→ **RECORDS FOR THE TASK**
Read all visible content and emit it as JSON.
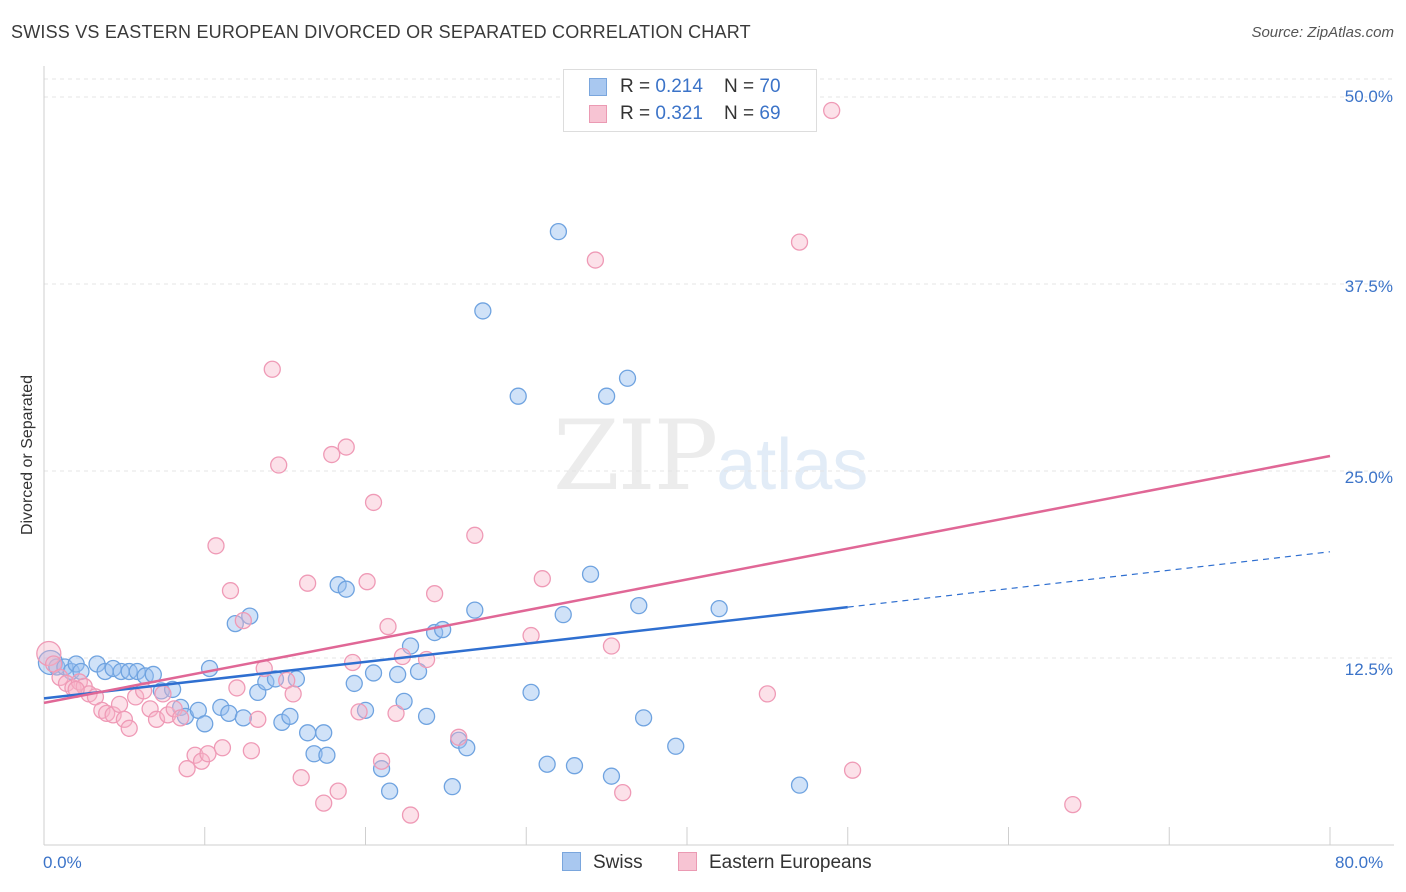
{
  "title": "SWISS VS EASTERN EUROPEAN DIVORCED OR SEPARATED CORRELATION CHART",
  "source": "Source: ZipAtlas.com",
  "watermark": {
    "zip": "ZIP",
    "atlas": "atlas"
  },
  "legend": {
    "rows": [
      {
        "r_label": "R = ",
        "r_value": "0.214",
        "n_label": "N = ",
        "n_value": "70",
        "color": "#a9c8f0",
        "edge": "#7aa6dd"
      },
      {
        "r_label": "R = ",
        "r_value": "0.321",
        "n_label": "N = ",
        "n_value": "69",
        "color": "#f7c4d3",
        "edge": "#eb9ab3"
      }
    ]
  },
  "bottom_legend": [
    {
      "label": "Swiss",
      "color": "#a9c8f0",
      "edge": "#7aa6dd"
    },
    {
      "label": "Eastern Europeans",
      "color": "#f7c4d3",
      "edge": "#eb9ab3"
    }
  ],
  "chart_data": {
    "type": "scatter",
    "title": "SWISS VS EASTERN EUROPEAN DIVORCED OR SEPARATED CORRELATION CHART",
    "xlabel": "",
    "ylabel": "Divorced or Separated",
    "xlim": [
      0,
      80
    ],
    "ylim": [
      0,
      50
    ],
    "x_tick_labels": [
      "0.0%",
      "80.0%"
    ],
    "y_ticks": [
      12.5,
      25.0,
      37.5,
      50.0
    ],
    "y_tick_labels": [
      "12.5%",
      "25.0%",
      "37.5%",
      "50.0%"
    ],
    "grid": true,
    "legend_position": "top-center",
    "series": [
      {
        "name": "Swiss",
        "color": "#6fa3e0",
        "trend_color": "#2f6fd0",
        "trend": {
          "x0": 0,
          "y0": 9.8,
          "x1": 50,
          "y1": 15.9,
          "dash_to_x": 80,
          "dash_to_y": 19.6
        },
        "points": [
          [
            0.4,
            12.2
          ],
          [
            0.8,
            11.9
          ],
          [
            1.3,
            11.9
          ],
          [
            1.7,
            11.6
          ],
          [
            2.0,
            12.1
          ],
          [
            2.3,
            11.6
          ],
          [
            3.3,
            12.1
          ],
          [
            3.8,
            11.6
          ],
          [
            4.3,
            11.8
          ],
          [
            4.8,
            11.6
          ],
          [
            5.3,
            11.6
          ],
          [
            5.8,
            11.6
          ],
          [
            6.3,
            11.3
          ],
          [
            6.8,
            11.4
          ],
          [
            7.3,
            10.3
          ],
          [
            8.0,
            10.4
          ],
          [
            8.5,
            9.2
          ],
          [
            8.8,
            8.6
          ],
          [
            9.6,
            9.0
          ],
          [
            10.0,
            8.1
          ],
          [
            10.3,
            11.8
          ],
          [
            11.0,
            9.2
          ],
          [
            11.5,
            8.8
          ],
          [
            11.9,
            14.8
          ],
          [
            12.4,
            8.5
          ],
          [
            12.8,
            15.3
          ],
          [
            13.3,
            10.2
          ],
          [
            13.8,
            10.9
          ],
          [
            14.4,
            11.1
          ],
          [
            14.8,
            8.2
          ],
          [
            15.3,
            8.6
          ],
          [
            15.7,
            11.1
          ],
          [
            16.4,
            7.5
          ],
          [
            16.8,
            6.1
          ],
          [
            17.4,
            7.5
          ],
          [
            17.6,
            6.0
          ],
          [
            18.3,
            17.4
          ],
          [
            18.8,
            17.1
          ],
          [
            19.3,
            10.8
          ],
          [
            20.0,
            9.0
          ],
          [
            20.5,
            11.5
          ],
          [
            21.0,
            5.1
          ],
          [
            21.5,
            3.6
          ],
          [
            22.0,
            11.4
          ],
          [
            22.4,
            9.6
          ],
          [
            22.8,
            13.3
          ],
          [
            23.3,
            11.6
          ],
          [
            23.8,
            8.6
          ],
          [
            24.3,
            14.2
          ],
          [
            24.8,
            14.4
          ],
          [
            25.4,
            3.9
          ],
          [
            25.8,
            7.0
          ],
          [
            26.3,
            6.5
          ],
          [
            26.8,
            15.7
          ],
          [
            27.3,
            35.7
          ],
          [
            29.5,
            30.0
          ],
          [
            30.3,
            10.2
          ],
          [
            31.3,
            5.4
          ],
          [
            32.0,
            41.0
          ],
          [
            32.3,
            15.4
          ],
          [
            33.0,
            5.3
          ],
          [
            34.0,
            18.1
          ],
          [
            35.0,
            30.0
          ],
          [
            35.3,
            4.6
          ],
          [
            36.3,
            31.2
          ],
          [
            37.0,
            16.0
          ],
          [
            37.3,
            8.5
          ],
          [
            39.3,
            6.6
          ],
          [
            42.0,
            15.8
          ],
          [
            47.0,
            4.0
          ]
        ]
      },
      {
        "name": "Eastern Europeans",
        "color": "#f4a5bd",
        "trend_color": "#e06796",
        "trend": {
          "x0": 0,
          "y0": 9.5,
          "x1": 80,
          "y1": 26.0
        },
        "points": [
          [
            0.3,
            12.8
          ],
          [
            0.6,
            12.1
          ],
          [
            1.0,
            11.2
          ],
          [
            1.4,
            10.8
          ],
          [
            1.8,
            10.5
          ],
          [
            2.2,
            10.9
          ],
          [
            2.5,
            10.6
          ],
          [
            2.8,
            10.1
          ],
          [
            3.2,
            9.9
          ],
          [
            3.6,
            9.0
          ],
          [
            3.9,
            8.8
          ],
          [
            4.3,
            8.7
          ],
          [
            4.7,
            9.4
          ],
          [
            5.0,
            8.4
          ],
          [
            5.3,
            7.8
          ],
          [
            5.7,
            9.9
          ],
          [
            6.2,
            10.3
          ],
          [
            6.6,
            9.1
          ],
          [
            7.0,
            8.4
          ],
          [
            7.4,
            10.1
          ],
          [
            7.7,
            8.7
          ],
          [
            8.1,
            9.1
          ],
          [
            8.5,
            8.5
          ],
          [
            8.9,
            5.1
          ],
          [
            9.4,
            6.0
          ],
          [
            9.8,
            5.6
          ],
          [
            10.2,
            6.1
          ],
          [
            10.7,
            20.0
          ],
          [
            11.1,
            6.5
          ],
          [
            11.6,
            17.0
          ],
          [
            12.0,
            10.5
          ],
          [
            12.4,
            15.0
          ],
          [
            12.9,
            6.3
          ],
          [
            13.3,
            8.4
          ],
          [
            13.7,
            11.8
          ],
          [
            14.2,
            31.8
          ],
          [
            14.6,
            25.4
          ],
          [
            15.1,
            11.0
          ],
          [
            15.5,
            10.1
          ],
          [
            16.0,
            4.5
          ],
          [
            16.4,
            17.5
          ],
          [
            17.4,
            2.8
          ],
          [
            17.9,
            26.1
          ],
          [
            18.3,
            3.6
          ],
          [
            18.8,
            26.6
          ],
          [
            19.2,
            12.2
          ],
          [
            19.6,
            8.9
          ],
          [
            20.1,
            17.6
          ],
          [
            20.5,
            22.9
          ],
          [
            21.0,
            5.6
          ],
          [
            21.4,
            14.6
          ],
          [
            21.9,
            8.8
          ],
          [
            22.3,
            12.6
          ],
          [
            22.8,
            2.0
          ],
          [
            23.8,
            12.4
          ],
          [
            24.3,
            16.8
          ],
          [
            25.8,
            7.2
          ],
          [
            26.8,
            20.7
          ],
          [
            30.3,
            14.0
          ],
          [
            31.0,
            17.8
          ],
          [
            34.3,
            39.1
          ],
          [
            35.3,
            13.3
          ],
          [
            36.0,
            3.5
          ],
          [
            45.0,
            10.1
          ],
          [
            47.0,
            40.3
          ],
          [
            49.0,
            49.1
          ],
          [
            50.3,
            5.0
          ],
          [
            64.0,
            2.7
          ],
          [
            2.0,
            10.4
          ]
        ]
      }
    ]
  }
}
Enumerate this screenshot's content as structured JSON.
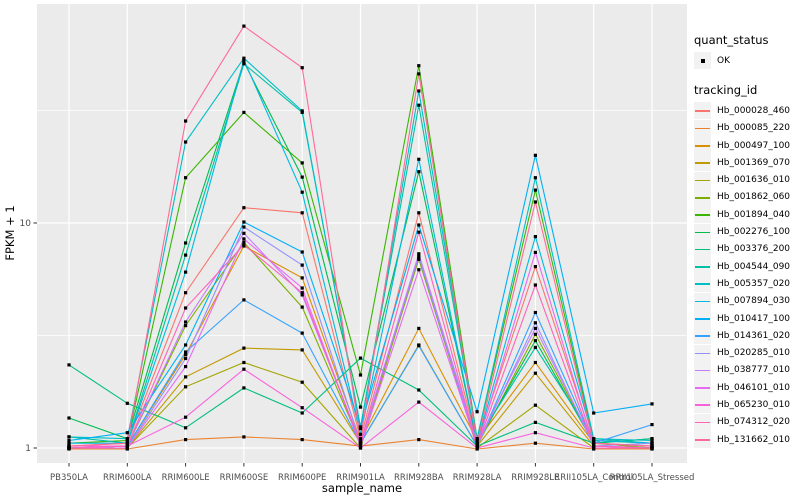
{
  "chart_data": {
    "type": "line",
    "title": "",
    "xlabel": "sample_name",
    "ylabel": "FPKM + 1",
    "y_scale": "log10",
    "grid": "on",
    "legend_position": "right",
    "y_axis": {
      "major_ticks": [
        {
          "value": 1,
          "label": "1"
        },
        {
          "value": 10,
          "label": "10"
        }
      ],
      "minor_ticks": [
        3.162,
        31.623
      ],
      "range": [
        0.86,
        94
      ]
    },
    "colors": {
      "panel_bg": "#EBEBEB",
      "grid": "#FFFFFF",
      "axis_text": "#4D4D4D",
      "axis_title": "#000000",
      "tick_mark": "#333333",
      "point": "#000000",
      "legend_key_bg": "#F2F2F2"
    },
    "categories": [
      "PB350LA",
      "RRIM600LA",
      "RRIM600LE",
      "RRIM600SE",
      "RRIM600PE",
      "RRIM901LA",
      "RRIM928BA",
      "RRIM928LA",
      "RRIM928LE",
      "RRII105LA_Control",
      "RRII105LA_Stressed"
    ],
    "series": [
      {
        "name": "Hb_000028_460",
        "color": "#F8766D",
        "values": [
          1.02,
          1.05,
          4.9,
          11.7,
          11.1,
          1.1,
          11.1,
          1.05,
          6.4,
          1.05,
          1.02
        ]
      },
      {
        "name": "Hb_000085_220",
        "color": "#EA8331",
        "values": [
          0.99,
          0.99,
          1.09,
          1.12,
          1.09,
          1.02,
          1.09,
          0.99,
          1.05,
          0.99,
          0.99
        ]
      },
      {
        "name": "Hb_000497_100",
        "color": "#D89000",
        "values": [
          1.0,
          1.02,
          2.6,
          7.9,
          5.7,
          1.08,
          3.4,
          1.08,
          2.4,
          1.05,
          1.02
        ]
      },
      {
        "name": "Hb_001369_070",
        "color": "#C09B00",
        "values": [
          1.0,
          1.0,
          2.07,
          2.78,
          2.73,
          1.05,
          2.87,
          1.02,
          2.15,
          1.02,
          1.0
        ]
      },
      {
        "name": "Hb_001636_010",
        "color": "#A3A500",
        "values": [
          1.0,
          1.0,
          1.87,
          2.4,
          1.96,
          1.0,
          7.0,
          1.0,
          1.55,
          1.0,
          1.0
        ]
      },
      {
        "name": "Hb_001862_060",
        "color": "#7CAE00",
        "values": [
          1.0,
          1.02,
          3.5,
          8.2,
          4.23,
          1.05,
          6.9,
          1.02,
          3.2,
          1.05,
          1.0
        ]
      },
      {
        "name": "Hb_001894_040",
        "color": "#39B600",
        "values": [
          1.05,
          1.08,
          15.9,
          31.0,
          18.5,
          2.11,
          50.0,
          1.1,
          14.0,
          1.08,
          1.05
        ]
      },
      {
        "name": "Hb_002276_100",
        "color": "#00BB4E",
        "values": [
          1.36,
          1.1,
          8.15,
          52.0,
          16.0,
          1.52,
          16.9,
          1.05,
          3.0,
          1.05,
          1.1
        ]
      },
      {
        "name": "Hb_003376_200",
        "color": "#00BF7D",
        "values": [
          2.34,
          1.58,
          1.23,
          1.85,
          1.43,
          2.51,
          1.81,
          1.02,
          1.3,
          1.05,
          1.1
        ]
      },
      {
        "name": "Hb_004544_090",
        "color": "#00C1A3",
        "values": [
          1.12,
          1.05,
          7.2,
          51.0,
          31.0,
          1.24,
          33.4,
          1.08,
          2.8,
          1.1,
          1.05
        ]
      },
      {
        "name": "Hb_005357_020",
        "color": "#00BFC4",
        "values": [
          1.12,
          1.1,
          22.9,
          54.0,
          31.5,
          1.22,
          38.6,
          1.1,
          15.9,
          1.1,
          1.08
        ]
      },
      {
        "name": "Hb_007894_030",
        "color": "#00BAE0",
        "values": [
          1.05,
          1.05,
          6.05,
          53.0,
          13.7,
          1.15,
          19.2,
          1.05,
          8.7,
          1.08,
          1.05
        ]
      },
      {
        "name": "Hb_010417_100",
        "color": "#00B0F6",
        "values": [
          1.08,
          1.17,
          2.87,
          10.1,
          7.43,
          1.24,
          9.8,
          1.45,
          20.0,
          1.43,
          1.57
        ]
      },
      {
        "name": "Hb_014361_020",
        "color": "#35A2FF",
        "values": [
          1.0,
          1.02,
          2.67,
          4.55,
          3.24,
          1.05,
          2.85,
          1.02,
          4.0,
          1.05,
          1.27
        ]
      },
      {
        "name": "Hb_020285_010",
        "color": "#9590FF",
        "values": [
          1.0,
          1.0,
          2.5,
          9.6,
          6.5,
          1.05,
          7.1,
          1.02,
          3.6,
          1.02,
          1.05
        ]
      },
      {
        "name": "Hb_038777_010",
        "color": "#C77CFF",
        "values": [
          1.0,
          1.02,
          3.63,
          9.0,
          4.79,
          1.05,
          7.3,
          1.05,
          3.4,
          1.05,
          1.02
        ]
      },
      {
        "name": "Hb_046101_010",
        "color": "#E76BF3",
        "values": [
          1.0,
          1.0,
          2.3,
          8.5,
          5.14,
          1.02,
          6.2,
          1.02,
          7.4,
          1.02,
          1.0
        ]
      },
      {
        "name": "Hb_065230_010",
        "color": "#FA62DB",
        "values": [
          1.02,
          1.02,
          1.37,
          2.24,
          1.51,
          1.0,
          1.6,
          1.0,
          1.17,
          1.0,
          1.0
        ]
      },
      {
        "name": "Hb_074312_020",
        "color": "#FF62BC",
        "values": [
          1.0,
          1.02,
          4.19,
          8.0,
          4.9,
          1.05,
          9.1,
          1.02,
          5.3,
          1.02,
          1.0
        ]
      },
      {
        "name": "Hb_131662_010",
        "color": "#FF6A98",
        "values": [
          1.02,
          1.05,
          28.4,
          75.0,
          49.0,
          1.1,
          46.0,
          1.05,
          12.4,
          1.05,
          1.02
        ]
      }
    ],
    "legend": {
      "quant_status": {
        "title": "quant_status",
        "items": [
          {
            "label": "OK",
            "marker": "black-point"
          }
        ]
      },
      "tracking_id": {
        "title": "tracking_id"
      }
    }
  }
}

→ **TO DO**
Copy every line of the listing that contains the word "Europeans".

→ **TASK OUTPUT**
      "label": "Eastern Europeans",
        "name": "Eastern Europeans",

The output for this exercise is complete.